-- START OF Material shown --
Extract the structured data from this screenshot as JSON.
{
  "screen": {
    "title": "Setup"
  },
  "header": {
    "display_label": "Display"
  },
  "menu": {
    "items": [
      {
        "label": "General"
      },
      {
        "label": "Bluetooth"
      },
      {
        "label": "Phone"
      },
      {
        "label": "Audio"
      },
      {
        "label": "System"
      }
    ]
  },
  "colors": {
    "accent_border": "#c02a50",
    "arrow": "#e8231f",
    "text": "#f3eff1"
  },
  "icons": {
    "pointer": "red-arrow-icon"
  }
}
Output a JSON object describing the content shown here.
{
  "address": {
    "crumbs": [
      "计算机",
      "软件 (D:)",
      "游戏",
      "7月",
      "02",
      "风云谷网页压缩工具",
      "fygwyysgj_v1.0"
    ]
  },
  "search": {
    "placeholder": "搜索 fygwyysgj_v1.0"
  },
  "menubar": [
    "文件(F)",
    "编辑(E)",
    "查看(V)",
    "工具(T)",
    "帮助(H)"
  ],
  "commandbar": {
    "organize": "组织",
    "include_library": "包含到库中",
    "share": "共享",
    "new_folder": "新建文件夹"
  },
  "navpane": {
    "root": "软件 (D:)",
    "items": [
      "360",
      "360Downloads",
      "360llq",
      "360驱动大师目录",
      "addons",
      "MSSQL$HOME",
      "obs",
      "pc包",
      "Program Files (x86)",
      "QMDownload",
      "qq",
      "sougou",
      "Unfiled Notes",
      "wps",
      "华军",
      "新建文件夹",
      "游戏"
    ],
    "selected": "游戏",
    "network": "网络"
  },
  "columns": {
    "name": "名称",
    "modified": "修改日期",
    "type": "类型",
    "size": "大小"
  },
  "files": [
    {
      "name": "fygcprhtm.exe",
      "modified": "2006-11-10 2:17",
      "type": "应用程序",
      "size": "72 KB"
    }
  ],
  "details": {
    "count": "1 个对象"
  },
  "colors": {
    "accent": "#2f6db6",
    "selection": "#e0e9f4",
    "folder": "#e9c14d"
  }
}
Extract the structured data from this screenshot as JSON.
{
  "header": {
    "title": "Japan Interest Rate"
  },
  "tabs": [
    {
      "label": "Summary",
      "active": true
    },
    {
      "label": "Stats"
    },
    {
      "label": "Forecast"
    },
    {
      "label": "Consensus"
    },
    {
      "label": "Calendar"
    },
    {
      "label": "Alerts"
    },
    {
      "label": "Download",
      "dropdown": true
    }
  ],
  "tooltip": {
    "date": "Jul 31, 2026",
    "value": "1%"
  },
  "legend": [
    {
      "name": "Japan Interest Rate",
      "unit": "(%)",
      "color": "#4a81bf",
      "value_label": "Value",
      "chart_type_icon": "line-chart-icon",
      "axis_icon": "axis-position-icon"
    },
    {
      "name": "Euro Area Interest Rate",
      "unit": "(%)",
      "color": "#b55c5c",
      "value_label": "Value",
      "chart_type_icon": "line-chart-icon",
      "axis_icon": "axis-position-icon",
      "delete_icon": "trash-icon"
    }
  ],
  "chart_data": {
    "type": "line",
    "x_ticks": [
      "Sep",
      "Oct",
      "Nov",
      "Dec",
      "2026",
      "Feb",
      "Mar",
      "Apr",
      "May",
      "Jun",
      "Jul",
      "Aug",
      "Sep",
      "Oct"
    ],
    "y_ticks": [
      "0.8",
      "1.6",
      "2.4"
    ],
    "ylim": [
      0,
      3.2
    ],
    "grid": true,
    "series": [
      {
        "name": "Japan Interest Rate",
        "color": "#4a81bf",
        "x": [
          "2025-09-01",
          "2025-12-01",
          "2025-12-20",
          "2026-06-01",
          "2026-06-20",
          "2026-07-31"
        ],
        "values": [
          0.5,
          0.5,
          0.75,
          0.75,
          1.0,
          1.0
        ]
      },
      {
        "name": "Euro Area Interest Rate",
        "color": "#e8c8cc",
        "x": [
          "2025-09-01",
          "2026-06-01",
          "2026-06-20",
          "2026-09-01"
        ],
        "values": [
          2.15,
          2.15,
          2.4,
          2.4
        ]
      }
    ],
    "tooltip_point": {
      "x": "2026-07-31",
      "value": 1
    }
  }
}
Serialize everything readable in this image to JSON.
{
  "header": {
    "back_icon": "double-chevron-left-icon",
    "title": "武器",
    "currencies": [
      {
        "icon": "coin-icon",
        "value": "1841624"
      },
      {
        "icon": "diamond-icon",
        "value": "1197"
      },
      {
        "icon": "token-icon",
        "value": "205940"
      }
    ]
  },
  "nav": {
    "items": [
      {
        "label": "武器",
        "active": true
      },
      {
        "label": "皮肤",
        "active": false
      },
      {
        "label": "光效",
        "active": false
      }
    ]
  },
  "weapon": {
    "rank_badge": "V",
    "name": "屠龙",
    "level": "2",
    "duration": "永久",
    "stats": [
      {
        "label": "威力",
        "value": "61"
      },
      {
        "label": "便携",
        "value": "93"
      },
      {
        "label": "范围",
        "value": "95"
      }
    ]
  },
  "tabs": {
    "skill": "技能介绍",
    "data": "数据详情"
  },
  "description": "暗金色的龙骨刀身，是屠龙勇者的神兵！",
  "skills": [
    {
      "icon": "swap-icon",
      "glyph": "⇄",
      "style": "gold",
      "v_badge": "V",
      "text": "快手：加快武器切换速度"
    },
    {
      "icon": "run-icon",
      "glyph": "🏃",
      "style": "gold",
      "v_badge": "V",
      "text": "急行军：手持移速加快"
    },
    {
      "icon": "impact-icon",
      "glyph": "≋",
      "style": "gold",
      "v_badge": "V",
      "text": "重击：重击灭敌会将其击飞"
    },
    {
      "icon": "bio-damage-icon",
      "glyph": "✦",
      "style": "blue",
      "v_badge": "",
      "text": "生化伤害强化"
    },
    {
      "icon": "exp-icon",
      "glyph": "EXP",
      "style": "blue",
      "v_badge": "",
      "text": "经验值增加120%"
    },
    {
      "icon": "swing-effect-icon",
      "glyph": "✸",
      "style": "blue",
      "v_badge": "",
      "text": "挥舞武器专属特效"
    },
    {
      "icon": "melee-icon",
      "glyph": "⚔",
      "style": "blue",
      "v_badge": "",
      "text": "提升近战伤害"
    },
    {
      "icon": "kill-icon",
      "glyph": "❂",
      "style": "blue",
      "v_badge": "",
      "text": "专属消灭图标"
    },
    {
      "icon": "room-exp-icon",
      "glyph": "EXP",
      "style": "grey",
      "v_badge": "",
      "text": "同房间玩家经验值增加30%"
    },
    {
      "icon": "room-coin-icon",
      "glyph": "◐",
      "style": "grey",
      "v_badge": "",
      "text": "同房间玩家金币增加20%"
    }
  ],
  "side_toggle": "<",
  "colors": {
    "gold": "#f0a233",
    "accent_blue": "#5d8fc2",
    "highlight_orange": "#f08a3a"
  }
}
-- END OF Material shown --
Write out the entries above once more, without altering anything.

-- Result --
Extract the structured data from this screenshot as JSON.
{
  "screen": {
    "title": "Setup"
  },
  "header": {
    "display_label": "Display"
  },
  "menu": {
    "items": [
      {
        "label": "General"
      },
      {
        "label": "Bluetooth"
      },
      {
        "label": "Phone"
      },
      {
        "label": "Audio"
      },
      {
        "label": "System"
      }
    ]
  },
  "colors": {
    "accent_border": "#c02a50",
    "arrow": "#e8231f",
    "text": "#f3eff1"
  },
  "icons": {
    "pointer": "red-arrow-icon"
  }
}
Output a JSON object describing the content shown here.
{
  "address": {
    "crumbs": [
      "计算机",
      "软件 (D:)",
      "游戏",
      "7月",
      "02",
      "风云谷网页压缩工具",
      "fygwyysgj_v1.0"
    ]
  },
  "search": {
    "placeholder": "搜索 fygwyysgj_v1.0"
  },
  "menubar": [
    "文件(F)",
    "编辑(E)",
    "查看(V)",
    "工具(T)",
    "帮助(H)"
  ],
  "commandbar": {
    "organize": "组织",
    "include_library": "包含到库中",
    "share": "共享",
    "new_folder": "新建文件夹"
  },
  "navpane": {
    "root": "软件 (D:)",
    "items": [
      "360",
      "360Downloads",
      "360llq",
      "360驱动大师目录",
      "addons",
      "MSSQL$HOME",
      "obs",
      "pc包",
      "Program Files (x86)",
      "QMDownload",
      "qq",
      "sougou",
      "Unfiled Notes",
      "wps",
      "华军",
      "新建文件夹",
      "游戏"
    ],
    "selected": "游戏",
    "network": "网络"
  },
  "columns": {
    "name": "名称",
    "modified": "修改日期",
    "type": "类型",
    "size": "大小"
  },
  "files": [
    {
      "name": "fygcprhtm.exe",
      "modified": "2006-11-10 2:17",
      "type": "应用程序",
      "size": "72 KB"
    }
  ],
  "details": {
    "count": "1 个对象"
  },
  "colors": {
    "accent": "#2f6db6",
    "selection": "#e0e9f4",
    "folder": "#e9c14d"
  }
}
Extract the structured data from this screenshot as JSON.
{
  "header": {
    "title": "Japan Interest Rate"
  },
  "tabs": [
    {
      "label": "Summary",
      "active": true
    },
    {
      "label": "Stats"
    },
    {
      "label": "Forecast"
    },
    {
      "label": "Consensus"
    },
    {
      "label": "Calendar"
    },
    {
      "label": "Alerts"
    },
    {
      "label": "Download",
      "dropdown": true
    }
  ],
  "tooltip": {
    "date": "Jul 31, 2026",
    "value": "1%"
  },
  "legend": [
    {
      "name": "Japan Interest Rate",
      "unit": "(%)",
      "color": "#4a81bf",
      "value_label": "Value",
      "chart_type_icon": "line-chart-icon",
      "axis_icon": "axis-position-icon"
    },
    {
      "name": "Euro Area Interest Rate",
      "unit": "(%)",
      "color": "#b55c5c",
      "value_label": "Value",
      "chart_type_icon": "line-chart-icon",
      "axis_icon": "axis-position-icon",
      "delete_icon": "trash-icon"
    }
  ],
  "chart_data": {
    "type": "line",
    "x_ticks": [
      "Sep",
      "Oct",
      "Nov",
      "Dec",
      "2026",
      "Feb",
      "Mar",
      "Apr",
      "May",
      "Jun",
      "Jul",
      "Aug",
      "Sep",
      "Oct"
    ],
    "y_ticks": [
      "0.8",
      "1.6",
      "2.4"
    ],
    "ylim": [
      0,
      3.2
    ],
    "grid": true,
    "series": [
      {
        "name": "Japan Interest Rate",
        "color": "#4a81bf",
        "x": [
          "2025-09-01",
          "2025-12-01",
          "2025-12-20",
          "2026-06-01",
          "2026-06-20",
          "2026-07-31"
        ],
        "values": [
          0.5,
          0.5,
          0.75,
          0.75,
          1.0,
          1.0
        ]
      },
      {
        "name": "Euro Area Interest Rate",
        "color": "#e8c8cc",
        "x": [
          "2025-09-01",
          "2026-06-01",
          "2026-06-20",
          "2026-09-01"
        ],
        "values": [
          2.15,
          2.15,
          2.4,
          2.4
        ]
      }
    ],
    "tooltip_point": {
      "x": "2026-07-31",
      "value": 1
    }
  }
}
Serialize everything readable in this image to JSON.
{
  "header": {
    "back_icon": "double-chevron-left-icon",
    "title": "武器",
    "currencies": [
      {
        "icon": "coin-icon",
        "value": "1841624"
      },
      {
        "icon": "diamond-icon",
        "value": "1197"
      },
      {
        "icon": "token-icon",
        "value": "205940"
      }
    ]
  },
  "nav": {
    "items": [
      {
        "label": "武器",
        "active": true
      },
      {
        "label": "皮肤",
        "active": false
      },
      {
        "label": "光效",
        "active": false
      }
    ]
  },
  "weapon": {
    "rank_badge": "V",
    "name": "屠龙",
    "level": "2",
    "duration": "永久",
    "stats": [
      {
        "label": "威力",
        "value": "61"
      },
      {
        "label": "便携",
        "value": "93"
      },
      {
        "label": "范围",
        "value": "95"
      }
    ]
  },
  "tabs": {
    "skill": "技能介绍",
    "data": "数据详情"
  },
  "description": "暗金色的龙骨刀身，是屠龙勇者的神兵！",
  "skills": [
    {
      "icon": "swap-icon",
      "glyph": "⇄",
      "style": "gold",
      "v_badge": "V",
      "text": "快手：加快武器切换速度"
    },
    {
      "icon": "run-icon",
      "glyph": "🏃",
      "style": "gold",
      "v_badge": "V",
      "text": "急行军：手持移速加快"
    },
    {
      "icon": "impact-icon",
      "glyph": "≋",
      "style": "gold",
      "v_badge": "V",
      "text": "重击：重击灭敌会将其击飞"
    },
    {
      "icon": "bio-damage-icon",
      "glyph": "✦",
      "style": "blue",
      "v_badge": "",
      "text": "生化伤害强化"
    },
    {
      "icon": "exp-icon",
      "glyph": "EXP",
      "style": "blue",
      "v_badge": "",
      "text": "经验值增加120%"
    },
    {
      "icon": "swing-effect-icon",
      "glyph": "✸",
      "style": "blue",
      "v_badge": "",
      "text": "挥舞武器专属特效"
    },
    {
      "icon": "melee-icon",
      "glyph": "⚔",
      "style": "blue",
      "v_badge": "",
      "text": "提升近战伤害"
    },
    {
      "icon": "kill-icon",
      "glyph": "❂",
      "style": "blue",
      "v_badge": "",
      "text": "专属消灭图标"
    },
    {
      "icon": "room-exp-icon",
      "glyph": "EXP",
      "style": "grey",
      "v_badge": "",
      "text": "同房间玩家经验值增加30%"
    },
    {
      "icon": "room-coin-icon",
      "glyph": "◐",
      "style": "grey",
      "v_badge": "",
      "text": "同房间玩家金币增加20%"
    }
  ],
  "side_toggle": "<",
  "colors": {
    "gold": "#f0a233",
    "accent_blue": "#5d8fc2",
    "highlight_orange": "#f08a3a"
  }
}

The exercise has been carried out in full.